■ WRITTEN EXERCISE
Which lines have the string "eonnas"? Copy all of them from the entries below.

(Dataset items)

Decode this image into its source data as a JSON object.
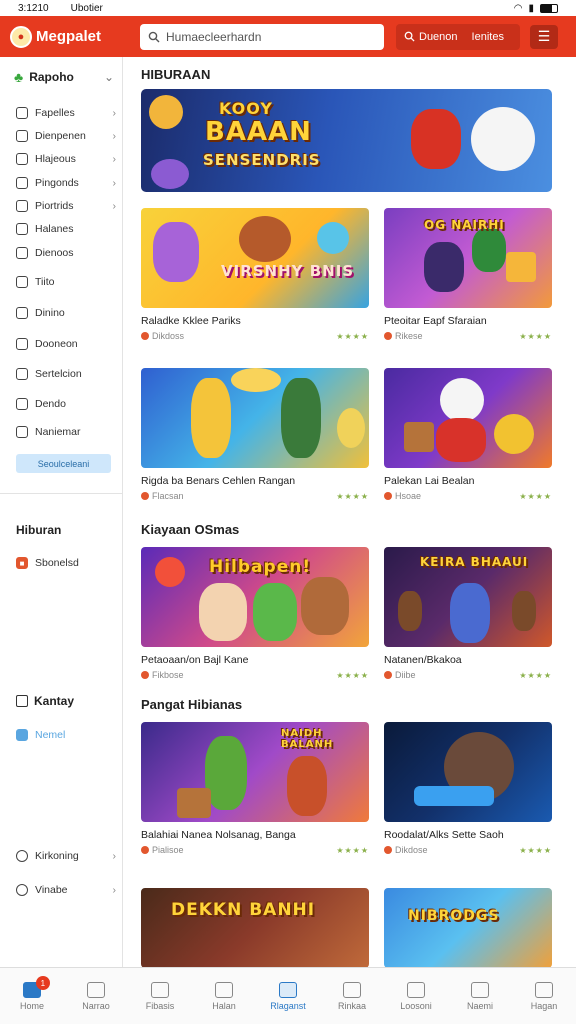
{
  "status": {
    "time": "3:1210",
    "carrier": "Ubotier"
  },
  "appbar": {
    "logo": "Megpalet",
    "search_placeholder": "Humaecleerhardn",
    "action_label": "Duenon",
    "action_label2": "Ienites",
    "colors": {
      "brand": "#e63a1f"
    }
  },
  "sidebar": {
    "head": "Rapoho",
    "items": [
      {
        "label": "Fapelles",
        "icon": "clock-icon",
        "chev": true
      },
      {
        "label": "Dienpenen",
        "icon": "gear-icon",
        "chev": true
      },
      {
        "label": "Hlajeous",
        "icon": "check-icon",
        "chev": true
      },
      {
        "label": "Pingonds",
        "icon": "grid-icon",
        "chev": true
      },
      {
        "label": "Piortrids",
        "icon": "doc-icon",
        "chev": true
      },
      {
        "label": "Halanes",
        "icon": "image-icon",
        "chev": false
      },
      {
        "label": "Dienoos",
        "icon": "search-icon",
        "chev": false
      },
      {
        "label": "Tiito",
        "icon": "smile-icon",
        "chev": false
      },
      {
        "label": "Dinino",
        "icon": "box-icon",
        "chev": false
      },
      {
        "label": "Dooneon",
        "icon": "chat-icon",
        "chev": false
      },
      {
        "label": "Sertelcion",
        "icon": "edit-icon",
        "chev": false
      },
      {
        "label": "Dendo",
        "icon": "square-icon",
        "chev": false
      },
      {
        "label": "Naniemar",
        "icon": "camera-icon",
        "chev": false
      }
    ],
    "pill": "Seoulceleani",
    "section1": "Hiburan",
    "section1_item": "Sbonelsd",
    "section2": "Kantay",
    "section2_item": "Nemel",
    "bottom_items": [
      "Kirkoning",
      "Vinabe"
    ]
  },
  "main": {
    "section_title": "HIBURAAN",
    "hero_text": [
      "KOOY",
      "BAAAN",
      "SENSENDRIS"
    ],
    "cards_row1": [
      {
        "title": "Raladke Kklee Pariks",
        "meta": "Dikdoss",
        "img_text": "VIRSNHY BNIS",
        "stars": "★★★★"
      },
      {
        "title": "Pteoitar Eapf Sfaraian",
        "meta": "Rikese",
        "img_text": "OG NAIRHI",
        "stars": "★★★★"
      }
    ],
    "cards_row2": [
      {
        "title": "Rigda ba Benars Cehlen Rangan",
        "meta": "Flacsan",
        "stars": "★★★★"
      },
      {
        "title": "Palekan Lai Bealan",
        "meta": "Hsoae",
        "stars": "★★★★"
      }
    ],
    "section2_title": "Kiayaan OSmas",
    "cards_row3": [
      {
        "title": "Petaoaan/on Bajl Kane",
        "meta": "Fikbose",
        "img_text": "Hilbapen!",
        "stars": "★★★★"
      },
      {
        "title": "Natanen/Bkakoa",
        "meta": "Diibe",
        "img_text": "KEIRA BHAAUI",
        "stars": "★★★★"
      }
    ],
    "section3_title": "Pangat Hibianas",
    "cards_row4": [
      {
        "title": "Balahiai Nanea Nolsanag, Banga",
        "meta": "Pialisoe",
        "img_text": "NAIDH BALANH",
        "stars": "★★★★"
      },
      {
        "title": "Roodalat/Alks Sette Saoh",
        "meta": "Dikdose",
        "stars": "★★★★"
      }
    ],
    "cards_row5": [
      {
        "img_text": "DEKKN BANHI"
      },
      {
        "img_text": "NIBRODGS"
      }
    ]
  },
  "bottomnav": [
    {
      "label": "Home",
      "active": false,
      "badge": "1"
    },
    {
      "label": "Narrao",
      "active": false
    },
    {
      "label": "Fibasis",
      "active": false
    },
    {
      "label": "Halan",
      "active": false
    },
    {
      "label": "Rlaganst",
      "active": true
    },
    {
      "label": "Rinkaa",
      "active": false
    },
    {
      "label": "Loosoni",
      "active": false
    },
    {
      "label": "Naemi",
      "active": false
    },
    {
      "label": "Hagan",
      "active": false
    }
  ]
}
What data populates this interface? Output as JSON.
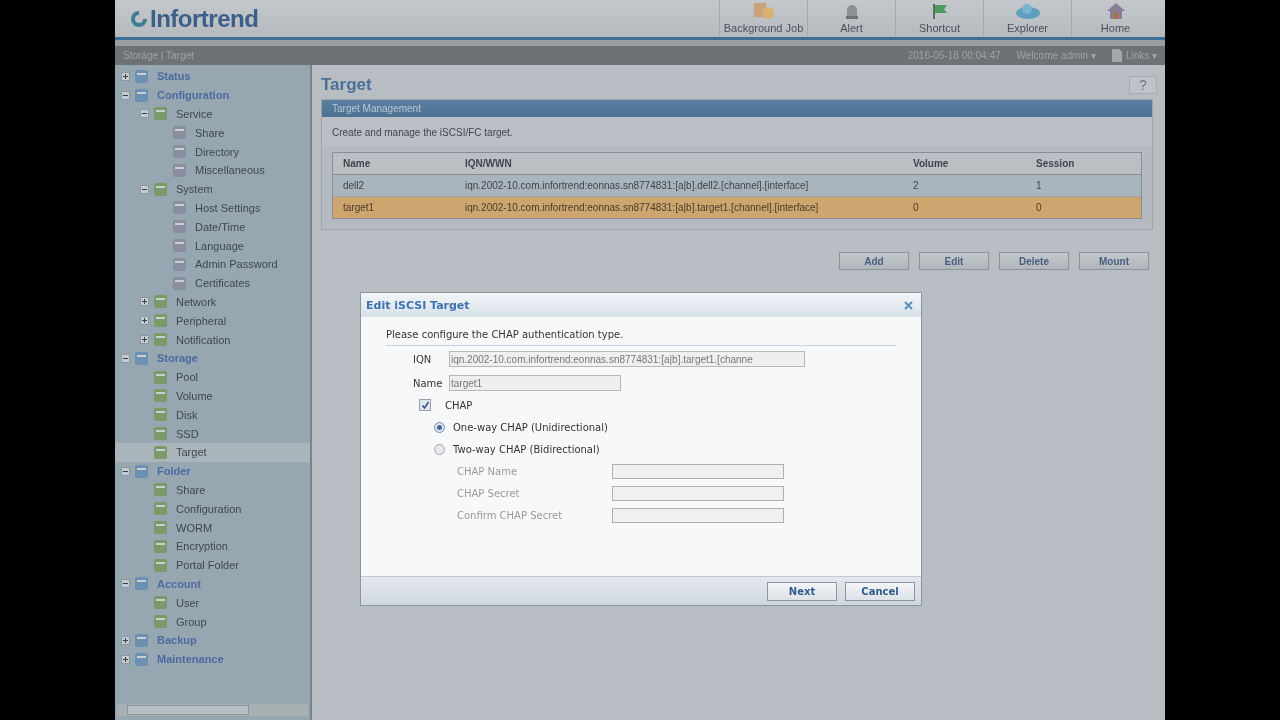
{
  "header": {
    "logo": "Infortrend",
    "buttons": [
      {
        "label": "Background Job",
        "kind": "job"
      },
      {
        "label": "Alert",
        "kind": "alert"
      },
      {
        "label": "Shortcut",
        "kind": "shortcut"
      },
      {
        "label": "Explorer",
        "kind": "explorer"
      },
      {
        "label": "Home",
        "kind": "home"
      }
    ]
  },
  "breadcrumb": "Storage | Target",
  "status": {
    "datetime": "2016-05-18 00:04:47",
    "user_menu": "Welcome admin ▾",
    "links_menu": "Links ▾"
  },
  "sidebar": {
    "tree": [
      {
        "label": "Status",
        "expanded": false,
        "selected": false
      },
      {
        "label": "Configuration",
        "expanded": true,
        "selected": false,
        "children": [
          {
            "label": "Service",
            "expanded": true,
            "selected": false,
            "children": [
              {
                "label": "Share",
                "selected": false
              },
              {
                "label": "Directory",
                "selected": false
              },
              {
                "label": "Miscellaneous",
                "selected": false
              }
            ]
          },
          {
            "label": "System",
            "expanded": true,
            "selected": false,
            "children": [
              {
                "label": "Host Settings",
                "selected": false
              },
              {
                "label": "Date/Time",
                "selected": false
              },
              {
                "label": "Language",
                "selected": false
              },
              {
                "label": "Admin Password",
                "selected": false
              },
              {
                "label": "Certificates",
                "selected": false
              }
            ]
          },
          {
            "label": "Network",
            "expanded": false,
            "selected": false
          },
          {
            "label": "Peripheral",
            "expanded": false,
            "selected": false
          },
          {
            "label": "Notification",
            "expanded": false,
            "selected": false
          }
        ]
      },
      {
        "label": "Storage",
        "expanded": true,
        "selected": false,
        "children": [
          {
            "label": "Pool",
            "selected": false
          },
          {
            "label": "Volume",
            "selected": false
          },
          {
            "label": "Disk",
            "selected": false
          },
          {
            "label": "SSD",
            "selected": false
          },
          {
            "label": "Target",
            "selected": true
          }
        ]
      },
      {
        "label": "Folder",
        "expanded": true,
        "selected": false,
        "children": [
          {
            "label": "Share",
            "selected": false
          },
          {
            "label": "Configuration",
            "selected": false
          },
          {
            "label": "WORM",
            "selected": false
          },
          {
            "label": "Encryption",
            "selected": false
          },
          {
            "label": "Portal Folder",
            "selected": false
          }
        ]
      },
      {
        "label": "Account",
        "expanded": true,
        "selected": false,
        "children": [
          {
            "label": "User",
            "selected": false
          },
          {
            "label": "Group",
            "selected": false
          }
        ]
      },
      {
        "label": "Backup",
        "expanded": false,
        "selected": false
      },
      {
        "label": "Maintenance",
        "expanded": false,
        "selected": false
      }
    ]
  },
  "page": {
    "title": "Target",
    "help": "?",
    "panel": {
      "title": "Target Management",
      "description": "Create and manage the iSCSI/FC target.",
      "table": {
        "columns": [
          "Name",
          "IQN/WWN",
          "Volume",
          "Session"
        ],
        "rows": [
          {
            "cells": [
              "dell2",
              "iqn.2002-10.com.infortrend:eonnas.sn8774831:[a|b].dell2.[channel].[interface]",
              "2",
              "1"
            ],
            "selected": false
          },
          {
            "cells": [
              "target1",
              "iqn.2002-10.com.infortrend:eonnas.sn8774831:[a|b].target1.[channel].[interface]",
              "0",
              "0"
            ],
            "selected": true
          }
        ]
      }
    },
    "buttons": [
      "Add",
      "Edit",
      "Delete",
      "Mount"
    ]
  },
  "dialog": {
    "title": "Edit iSCSI Target",
    "instruction": "Please configure the CHAP authentication type.",
    "fields": [
      {
        "label": "IQN",
        "value": "iqn.2002-10.com.infortrend:eonnas.sn8774831:[a|b].target1.[channe"
      },
      {
        "label": "Name",
        "value": "target1"
      }
    ],
    "chap": {
      "label": "CHAP",
      "checked": true
    },
    "options": [
      {
        "label": "One-way CHAP (Unidirectional)",
        "selected": true
      },
      {
        "label": "Two-way CHAP (Bidirectional)",
        "selected": false
      }
    ],
    "secret_fields": [
      {
        "label": "CHAP Name",
        "disabled": true
      },
      {
        "label": "CHAP Secret",
        "disabled": true
      },
      {
        "label": "Confirm CHAP Secret",
        "disabled": true
      }
    ],
    "buttons": [
      "Next",
      "Cancel"
    ]
  }
}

■ REPLY
              "iqn.2002-10.com.infortrend:eonnas.sn8774831:[a|b].dell2.[channel].[interface]",
              "iqn.2002-10.com.infortrend:eonnas.sn8774831:[a|b].target1.[channel].[interface]",
        "value": "iqn.2002-10.com.infortrend:eonnas.sn8774831:[a|b].target1.[channe"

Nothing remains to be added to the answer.